--- SUPPLIED MATERIAL ---

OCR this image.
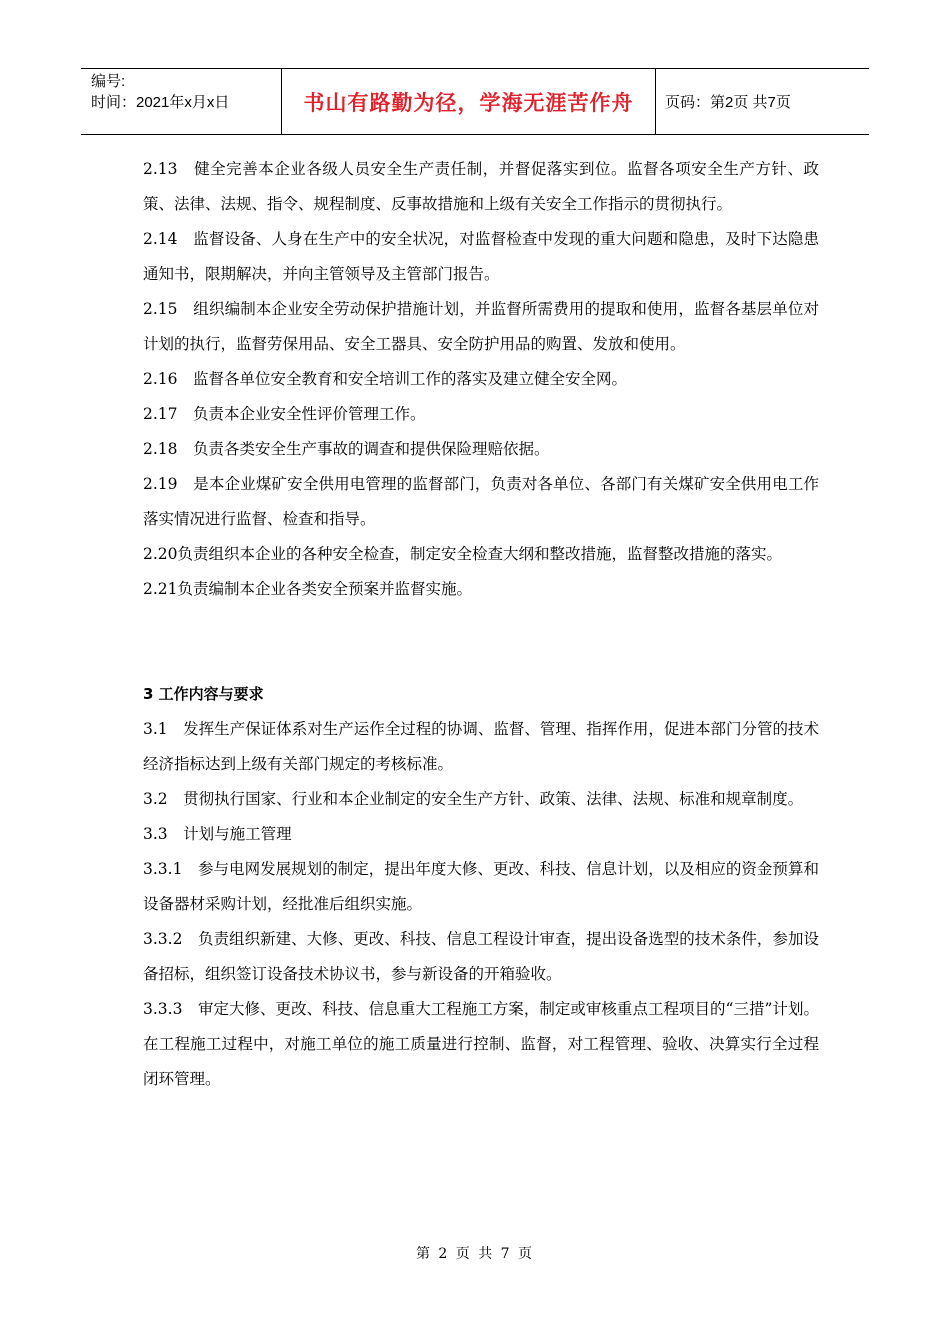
编号:
时间：2021年x月x日	书山有路勤为径，学海无涯苦作舟 页码：第2页 共7页

2.13　健全完善本企业各级人员安全生产责任制，并督促落实到位。监督各项安全生产方针、政策、法律、法规、指令、规程制度、反事故措施和上级有关安全工作指示的贯彻执行。

2.14　监督设备、人身在生产中的安全状况，对监督检查中发现的重大问题和隐患，及时下达隐患通知书，限期解决，并向主管领导及主管部门报告。

2.15　组织编制本企业安全劳动保护措施计划，并监督所需费用的提取和使用，监督各基层单位对计划的执行，监督劳保用品、安全工器具、安全防护用品的购置、发放和使用。

2.16　监督各单位安全教育和安全培训工作的落实及建立健全安全网。

2.17　负责本企业安全性评价管理工作。

2.18　负责各类安全生产事故的调查和提供保险理赔依据。

2.19　是本企业煤矿安全供用电管理的监督部门，负责对各单位、各部门有关煤矿安全供用电工作落实情况进行监督、检查和指导。

2.20负责组织本企业的各种安全检查，制定安全检查大纲和整改措施，监督整改措施的落实。

2.21负责编制本企业各类安全预案并监督实施。

3 工作内容与要求

3.1　发挥生产保证体系对生产运作全过程的协调、监督、管理、指挥作用，促进本部门分管的技术经济指标达到上级有关部门规定的考核标准。

3.2　贯彻执行国家、行业和本企业制定的安全生产方针、政策、法律、法规、标准和规章制度。

3.3　计划与施工管理

3.3.1　参与电网发展规划的制定，提出年度大修、更改、科技、信息计划，以及相应的资金预算和设备器材采购计划，经批准后组织实施。

3.3.2　负责组织新建、大修、更改、科技、信息工程设计审查，提出设备选型的技术条件，参加设备招标，组织签订设备技术协议书，参与新设备的开箱验收。

3.3.3　审定大修、更改、科技、信息重大工程施工方案，制定或审核重点工程项目的“三措”计划。在工程施工过程中，对施工单位的施工质量进行控制、监督，对工程管理、验收、决算实行全过程闭环管理。

第 2 页 共 7 页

--- GIVEN EXERCISE ---
Leave the pictures out, and print every line of the listing exactly as written.

--- RESULT FOR THIS TASK ---
OCR this image.
编号:
时间：2021年x月x日	书山有路勤为径，学海无涯苦作舟 页码：第2页 共7页

2.13　健全完善本企业各级人员安全生产责任制，并督促落实到位。监督各项安全生产方针、政策、法律、法规、指令、规程制度、反事故措施和上级有关安全工作指示的贯彻执行。

2.14　监督设备、人身在生产中的安全状况，对监督检查中发现的重大问题和隐患，及时下达隐患通知书，限期解决，并向主管领导及主管部门报告。

2.15　组织编制本企业安全劳动保护措施计划，并监督所需费用的提取和使用，监督各基层单位对计划的执行，监督劳保用品、安全工器具、安全防护用品的购置、发放和使用。

2.16　监督各单位安全教育和安全培训工作的落实及建立健全安全网。

2.17　负责本企业安全性评价管理工作。

2.18　负责各类安全生产事故的调查和提供保险理赔依据。

2.19　是本企业煤矿安全供用电管理的监督部门，负责对各单位、各部门有关煤矿安全供用电工作落实情况进行监督、检查和指导。

2.20负责组织本企业的各种安全检查，制定安全检查大纲和整改措施，监督整改措施的落实。

2.21负责编制本企业各类安全预案并监督实施。

3 工作内容与要求

3.1　发挥生产保证体系对生产运作全过程的协调、监督、管理、指挥作用，促进本部门分管的技术经济指标达到上级有关部门规定的考核标准。

3.2　贯彻执行国家、行业和本企业制定的安全生产方针、政策、法律、法规、标准和规章制度。

3.3　计划与施工管理

3.3.1　参与电网发展规划的制定，提出年度大修、更改、科技、信息计划，以及相应的资金预算和设备器材采购计划，经批准后组织实施。

3.3.2　负责组织新建、大修、更改、科技、信息工程设计审查，提出设备选型的技术条件，参加设备招标，组织签订设备技术协议书，参与新设备的开箱验收。

3.3.3　审定大修、更改、科技、信息重大工程施工方案，制定或审核重点工程项目的“三措”计划。在工程施工过程中，对施工单位的施工质量进行控制、监督，对工程管理、验收、决算实行全过程闭环管理。

第 2 页 共 7 页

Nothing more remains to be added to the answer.